> **Problem to work on**
Take the material and output all of it exactly.

> **Rows from a figure dataset**
+++++

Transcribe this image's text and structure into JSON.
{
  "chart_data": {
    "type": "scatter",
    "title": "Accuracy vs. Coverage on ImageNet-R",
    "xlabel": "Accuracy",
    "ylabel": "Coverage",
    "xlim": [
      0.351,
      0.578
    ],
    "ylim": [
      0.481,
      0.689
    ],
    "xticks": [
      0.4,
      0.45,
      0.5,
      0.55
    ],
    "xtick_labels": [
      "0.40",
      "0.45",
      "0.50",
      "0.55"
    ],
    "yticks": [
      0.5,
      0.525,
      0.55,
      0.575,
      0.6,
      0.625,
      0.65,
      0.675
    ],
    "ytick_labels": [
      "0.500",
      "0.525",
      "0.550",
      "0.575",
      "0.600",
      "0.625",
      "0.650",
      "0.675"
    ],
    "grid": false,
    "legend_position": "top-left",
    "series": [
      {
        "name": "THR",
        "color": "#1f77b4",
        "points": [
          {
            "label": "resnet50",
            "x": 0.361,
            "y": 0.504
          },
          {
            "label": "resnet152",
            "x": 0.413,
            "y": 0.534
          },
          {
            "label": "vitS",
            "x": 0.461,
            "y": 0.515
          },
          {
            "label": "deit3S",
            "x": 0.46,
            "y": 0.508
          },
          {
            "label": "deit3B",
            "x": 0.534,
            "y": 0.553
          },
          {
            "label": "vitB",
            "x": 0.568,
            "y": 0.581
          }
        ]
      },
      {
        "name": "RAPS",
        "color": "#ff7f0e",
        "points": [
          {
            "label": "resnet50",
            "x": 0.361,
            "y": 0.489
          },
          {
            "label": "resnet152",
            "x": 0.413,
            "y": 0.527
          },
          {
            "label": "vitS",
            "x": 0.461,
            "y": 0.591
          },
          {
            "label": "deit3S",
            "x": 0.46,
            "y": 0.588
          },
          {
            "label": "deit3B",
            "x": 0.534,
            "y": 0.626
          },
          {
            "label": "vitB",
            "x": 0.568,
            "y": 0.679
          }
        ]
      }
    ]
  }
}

+++++

> **The answer**
Transcribe this image's text and structure into JSON.
{
  "chart_data": {
    "type": "scatter",
    "title": "Accuracy vs. Coverage on ImageNet-R",
    "xlabel": "Accuracy",
    "ylabel": "Coverage",
    "xlim": [
      0.351,
      0.578
    ],
    "ylim": [
      0.481,
      0.689
    ],
    "xticks": [
      0.4,
      0.45,
      0.5,
      0.55
    ],
    "xtick_labels": [
      "0.40",
      "0.45",
      "0.50",
      "0.55"
    ],
    "yticks": [
      0.5,
      0.525,
      0.55,
      0.575,
      0.6,
      0.625,
      0.65,
      0.675
    ],
    "ytick_labels": [
      "0.500",
      "0.525",
      "0.550",
      "0.575",
      "0.600",
      "0.625",
      "0.650",
      "0.675"
    ],
    "grid": false,
    "legend_position": "top-left",
    "series": [
      {
        "name": "THR",
        "color": "#1f77b4",
        "points": [
          {
            "label": "resnet50",
            "x": 0.361,
            "y": 0.504
          },
          {
            "label": "resnet152",
            "x": 0.413,
            "y": 0.534
          },
          {
            "label": "vitS",
            "x": 0.461,
            "y": 0.515
          },
          {
            "label": "deit3S",
            "x": 0.46,
            "y": 0.508
          },
          {
            "label": "deit3B",
            "x": 0.534,
            "y": 0.553
          },
          {
            "label": "vitB",
            "x": 0.568,
            "y": 0.581
          }
        ]
      },
      {
        "name": "RAPS",
        "color": "#ff7f0e",
        "points": [
          {
            "label": "resnet50",
            "x": 0.361,
            "y": 0.489
          },
          {
            "label": "resnet152",
            "x": 0.413,
            "y": 0.527
          },
          {
            "label": "vitS",
            "x": 0.461,
            "y": 0.591
          },
          {
            "label": "deit3S",
            "x": 0.46,
            "y": 0.588
          },
          {
            "label": "deit3B",
            "x": 0.534,
            "y": 0.626
          },
          {
            "label": "vitB",
            "x": 0.568,
            "y": 0.679
          }
        ]
      }
    ]
  }
}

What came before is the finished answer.